## WORK TO DO
Copy out all the lines where "CRODA" shows up.

## SOURCE DATA
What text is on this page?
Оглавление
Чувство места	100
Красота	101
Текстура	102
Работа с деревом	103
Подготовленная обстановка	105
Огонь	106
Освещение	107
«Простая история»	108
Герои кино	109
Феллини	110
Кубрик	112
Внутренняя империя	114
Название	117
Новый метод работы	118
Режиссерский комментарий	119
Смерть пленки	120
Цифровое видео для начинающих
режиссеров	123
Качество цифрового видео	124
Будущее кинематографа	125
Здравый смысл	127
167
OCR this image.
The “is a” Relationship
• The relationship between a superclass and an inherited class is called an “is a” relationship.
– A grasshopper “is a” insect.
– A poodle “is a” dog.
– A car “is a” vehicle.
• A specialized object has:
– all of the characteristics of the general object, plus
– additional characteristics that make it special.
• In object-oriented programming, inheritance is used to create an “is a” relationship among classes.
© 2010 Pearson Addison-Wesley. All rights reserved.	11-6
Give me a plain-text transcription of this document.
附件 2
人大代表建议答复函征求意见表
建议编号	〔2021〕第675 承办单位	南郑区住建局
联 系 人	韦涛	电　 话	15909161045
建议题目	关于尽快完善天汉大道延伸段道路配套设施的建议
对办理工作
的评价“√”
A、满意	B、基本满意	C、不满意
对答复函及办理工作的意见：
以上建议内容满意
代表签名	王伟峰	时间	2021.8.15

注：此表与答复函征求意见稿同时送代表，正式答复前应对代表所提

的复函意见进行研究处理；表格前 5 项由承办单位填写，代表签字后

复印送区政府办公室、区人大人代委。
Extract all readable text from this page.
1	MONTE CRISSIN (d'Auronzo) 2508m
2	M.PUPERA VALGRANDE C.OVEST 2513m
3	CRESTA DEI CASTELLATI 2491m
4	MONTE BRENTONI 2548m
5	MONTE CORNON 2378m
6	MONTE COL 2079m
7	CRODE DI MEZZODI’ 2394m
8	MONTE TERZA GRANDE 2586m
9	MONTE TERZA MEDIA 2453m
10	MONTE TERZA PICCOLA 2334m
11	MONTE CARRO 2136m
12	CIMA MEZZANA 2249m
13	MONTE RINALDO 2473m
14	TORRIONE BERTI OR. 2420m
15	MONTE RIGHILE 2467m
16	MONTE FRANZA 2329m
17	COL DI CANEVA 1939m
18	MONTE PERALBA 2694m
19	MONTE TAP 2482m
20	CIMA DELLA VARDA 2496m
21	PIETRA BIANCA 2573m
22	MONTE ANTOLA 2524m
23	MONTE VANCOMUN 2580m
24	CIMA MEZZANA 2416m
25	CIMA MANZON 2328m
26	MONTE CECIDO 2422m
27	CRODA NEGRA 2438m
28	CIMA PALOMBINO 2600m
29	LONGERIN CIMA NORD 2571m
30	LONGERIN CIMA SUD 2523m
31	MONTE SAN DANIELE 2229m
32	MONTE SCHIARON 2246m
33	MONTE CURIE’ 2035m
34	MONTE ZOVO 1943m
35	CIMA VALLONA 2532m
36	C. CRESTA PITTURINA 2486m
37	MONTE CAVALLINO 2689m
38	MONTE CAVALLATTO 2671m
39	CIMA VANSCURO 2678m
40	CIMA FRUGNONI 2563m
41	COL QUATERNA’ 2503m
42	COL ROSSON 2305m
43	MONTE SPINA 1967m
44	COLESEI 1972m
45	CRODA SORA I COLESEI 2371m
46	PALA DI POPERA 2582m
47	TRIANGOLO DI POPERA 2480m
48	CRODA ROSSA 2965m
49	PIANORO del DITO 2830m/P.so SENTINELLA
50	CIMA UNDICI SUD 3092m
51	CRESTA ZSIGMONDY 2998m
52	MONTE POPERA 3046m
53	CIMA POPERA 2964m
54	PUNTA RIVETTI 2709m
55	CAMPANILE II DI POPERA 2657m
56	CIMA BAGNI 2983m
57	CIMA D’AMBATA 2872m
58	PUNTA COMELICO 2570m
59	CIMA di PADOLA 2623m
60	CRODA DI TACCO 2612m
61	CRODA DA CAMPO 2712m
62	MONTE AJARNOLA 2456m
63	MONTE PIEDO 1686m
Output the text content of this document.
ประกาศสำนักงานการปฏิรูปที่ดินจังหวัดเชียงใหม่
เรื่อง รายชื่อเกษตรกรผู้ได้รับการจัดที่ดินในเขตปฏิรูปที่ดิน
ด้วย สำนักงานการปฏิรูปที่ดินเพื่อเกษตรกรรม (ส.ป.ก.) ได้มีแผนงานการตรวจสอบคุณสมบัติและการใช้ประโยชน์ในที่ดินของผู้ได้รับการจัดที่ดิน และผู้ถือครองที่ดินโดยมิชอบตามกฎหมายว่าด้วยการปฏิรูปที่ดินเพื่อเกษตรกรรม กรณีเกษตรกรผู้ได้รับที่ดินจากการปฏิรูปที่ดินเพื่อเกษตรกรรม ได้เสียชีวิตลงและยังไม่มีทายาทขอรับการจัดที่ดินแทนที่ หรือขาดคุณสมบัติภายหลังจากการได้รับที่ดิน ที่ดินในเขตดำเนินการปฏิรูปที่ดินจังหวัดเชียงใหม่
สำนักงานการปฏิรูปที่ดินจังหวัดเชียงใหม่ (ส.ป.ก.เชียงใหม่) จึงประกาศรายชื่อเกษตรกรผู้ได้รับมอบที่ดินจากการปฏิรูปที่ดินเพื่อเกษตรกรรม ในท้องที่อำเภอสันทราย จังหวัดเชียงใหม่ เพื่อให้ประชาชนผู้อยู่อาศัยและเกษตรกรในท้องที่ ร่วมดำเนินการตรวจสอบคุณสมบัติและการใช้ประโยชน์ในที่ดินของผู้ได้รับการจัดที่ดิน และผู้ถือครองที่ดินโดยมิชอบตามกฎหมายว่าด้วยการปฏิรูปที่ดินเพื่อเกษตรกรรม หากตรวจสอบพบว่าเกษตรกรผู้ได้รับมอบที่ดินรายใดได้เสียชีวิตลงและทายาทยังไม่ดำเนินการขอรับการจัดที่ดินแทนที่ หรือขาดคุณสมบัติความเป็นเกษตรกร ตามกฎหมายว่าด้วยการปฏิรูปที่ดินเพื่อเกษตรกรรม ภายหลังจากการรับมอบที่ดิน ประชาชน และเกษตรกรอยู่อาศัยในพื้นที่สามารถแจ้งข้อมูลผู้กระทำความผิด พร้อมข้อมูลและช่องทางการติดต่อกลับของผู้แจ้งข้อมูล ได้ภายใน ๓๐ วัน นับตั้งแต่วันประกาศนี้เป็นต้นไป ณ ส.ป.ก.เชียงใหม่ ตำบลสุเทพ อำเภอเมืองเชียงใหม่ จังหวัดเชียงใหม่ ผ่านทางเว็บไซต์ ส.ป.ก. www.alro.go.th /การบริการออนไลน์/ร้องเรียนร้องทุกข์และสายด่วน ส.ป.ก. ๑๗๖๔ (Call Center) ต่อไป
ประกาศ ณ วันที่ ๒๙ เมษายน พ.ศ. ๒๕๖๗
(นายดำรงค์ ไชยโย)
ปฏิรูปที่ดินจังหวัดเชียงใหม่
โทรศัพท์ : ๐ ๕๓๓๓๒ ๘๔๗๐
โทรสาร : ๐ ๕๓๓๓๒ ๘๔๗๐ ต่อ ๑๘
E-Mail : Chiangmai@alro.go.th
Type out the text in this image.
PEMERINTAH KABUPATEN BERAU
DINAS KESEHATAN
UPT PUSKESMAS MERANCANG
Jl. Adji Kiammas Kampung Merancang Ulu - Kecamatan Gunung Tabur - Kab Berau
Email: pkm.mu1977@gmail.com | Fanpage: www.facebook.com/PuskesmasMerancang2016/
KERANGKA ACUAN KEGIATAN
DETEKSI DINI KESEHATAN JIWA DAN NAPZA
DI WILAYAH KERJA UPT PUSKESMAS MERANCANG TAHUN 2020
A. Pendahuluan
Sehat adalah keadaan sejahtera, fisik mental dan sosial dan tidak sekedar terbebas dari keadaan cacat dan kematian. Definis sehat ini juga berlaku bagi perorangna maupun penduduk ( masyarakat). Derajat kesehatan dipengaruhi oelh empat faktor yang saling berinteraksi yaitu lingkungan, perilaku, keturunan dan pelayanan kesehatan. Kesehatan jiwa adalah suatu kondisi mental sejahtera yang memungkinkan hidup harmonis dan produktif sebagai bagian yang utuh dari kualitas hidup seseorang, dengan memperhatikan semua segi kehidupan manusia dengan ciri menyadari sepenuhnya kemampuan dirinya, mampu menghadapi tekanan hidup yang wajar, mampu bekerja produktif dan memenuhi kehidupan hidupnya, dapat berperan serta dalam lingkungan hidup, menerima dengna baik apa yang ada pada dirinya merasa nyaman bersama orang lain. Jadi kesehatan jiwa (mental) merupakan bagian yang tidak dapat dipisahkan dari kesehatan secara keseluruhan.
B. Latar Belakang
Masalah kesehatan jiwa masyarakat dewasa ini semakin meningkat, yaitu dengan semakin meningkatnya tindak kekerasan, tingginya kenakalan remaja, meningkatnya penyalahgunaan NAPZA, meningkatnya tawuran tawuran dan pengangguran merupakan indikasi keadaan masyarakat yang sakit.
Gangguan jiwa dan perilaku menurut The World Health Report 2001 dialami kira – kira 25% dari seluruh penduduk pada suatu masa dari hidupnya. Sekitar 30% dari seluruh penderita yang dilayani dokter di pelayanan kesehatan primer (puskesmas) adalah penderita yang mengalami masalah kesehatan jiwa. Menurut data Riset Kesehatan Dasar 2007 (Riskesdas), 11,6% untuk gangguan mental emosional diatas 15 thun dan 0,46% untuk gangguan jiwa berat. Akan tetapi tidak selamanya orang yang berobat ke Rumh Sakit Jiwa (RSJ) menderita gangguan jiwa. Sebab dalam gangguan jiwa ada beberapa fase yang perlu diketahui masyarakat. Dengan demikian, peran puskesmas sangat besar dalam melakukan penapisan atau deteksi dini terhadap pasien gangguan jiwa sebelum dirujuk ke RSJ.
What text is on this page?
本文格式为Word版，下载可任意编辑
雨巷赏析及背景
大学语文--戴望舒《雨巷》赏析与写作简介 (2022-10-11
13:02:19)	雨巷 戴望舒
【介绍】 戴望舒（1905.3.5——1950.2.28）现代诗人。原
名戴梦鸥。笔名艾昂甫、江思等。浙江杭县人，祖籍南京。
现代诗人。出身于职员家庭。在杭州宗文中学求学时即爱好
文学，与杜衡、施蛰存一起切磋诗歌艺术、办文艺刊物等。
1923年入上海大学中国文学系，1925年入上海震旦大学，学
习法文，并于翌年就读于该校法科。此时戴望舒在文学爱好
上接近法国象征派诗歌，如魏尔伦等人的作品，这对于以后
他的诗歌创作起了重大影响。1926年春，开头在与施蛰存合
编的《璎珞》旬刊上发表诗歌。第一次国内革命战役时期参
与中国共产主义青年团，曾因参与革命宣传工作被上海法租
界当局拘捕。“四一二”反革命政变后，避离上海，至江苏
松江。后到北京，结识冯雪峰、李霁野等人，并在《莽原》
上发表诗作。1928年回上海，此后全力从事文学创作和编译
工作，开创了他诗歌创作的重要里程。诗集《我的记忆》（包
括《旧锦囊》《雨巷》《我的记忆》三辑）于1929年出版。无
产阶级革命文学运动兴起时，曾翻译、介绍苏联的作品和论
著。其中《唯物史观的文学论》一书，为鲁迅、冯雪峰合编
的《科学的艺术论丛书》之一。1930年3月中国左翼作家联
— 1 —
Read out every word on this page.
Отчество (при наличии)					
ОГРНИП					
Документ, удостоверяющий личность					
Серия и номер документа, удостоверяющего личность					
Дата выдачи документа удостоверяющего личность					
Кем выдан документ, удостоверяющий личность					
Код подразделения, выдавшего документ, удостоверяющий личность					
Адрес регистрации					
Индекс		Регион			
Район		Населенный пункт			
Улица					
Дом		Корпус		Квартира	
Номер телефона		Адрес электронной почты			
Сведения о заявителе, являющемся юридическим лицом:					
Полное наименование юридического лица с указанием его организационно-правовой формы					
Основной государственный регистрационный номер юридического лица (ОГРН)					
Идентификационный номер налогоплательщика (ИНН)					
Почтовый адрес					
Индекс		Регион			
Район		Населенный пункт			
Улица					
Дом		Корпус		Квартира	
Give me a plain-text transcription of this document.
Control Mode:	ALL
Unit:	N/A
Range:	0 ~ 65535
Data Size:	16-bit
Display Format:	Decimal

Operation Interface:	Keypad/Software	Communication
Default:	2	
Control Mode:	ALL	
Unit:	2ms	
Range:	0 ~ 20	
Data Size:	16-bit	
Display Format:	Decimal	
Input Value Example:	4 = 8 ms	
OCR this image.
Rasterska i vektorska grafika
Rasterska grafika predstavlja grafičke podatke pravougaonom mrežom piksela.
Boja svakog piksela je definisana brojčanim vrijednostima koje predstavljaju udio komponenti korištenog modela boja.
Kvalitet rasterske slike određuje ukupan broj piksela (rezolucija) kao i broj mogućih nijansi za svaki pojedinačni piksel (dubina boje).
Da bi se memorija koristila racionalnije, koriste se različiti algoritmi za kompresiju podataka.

## EXPECTED ANSWER
27	CRODA NEGRA 2438m
45	CRODA SORA I COLESEI 2371m
48	CRODA ROSSA 2965m
60	CRODA DI TACCO 2612m
61	CRODA DA CAMPO 2712m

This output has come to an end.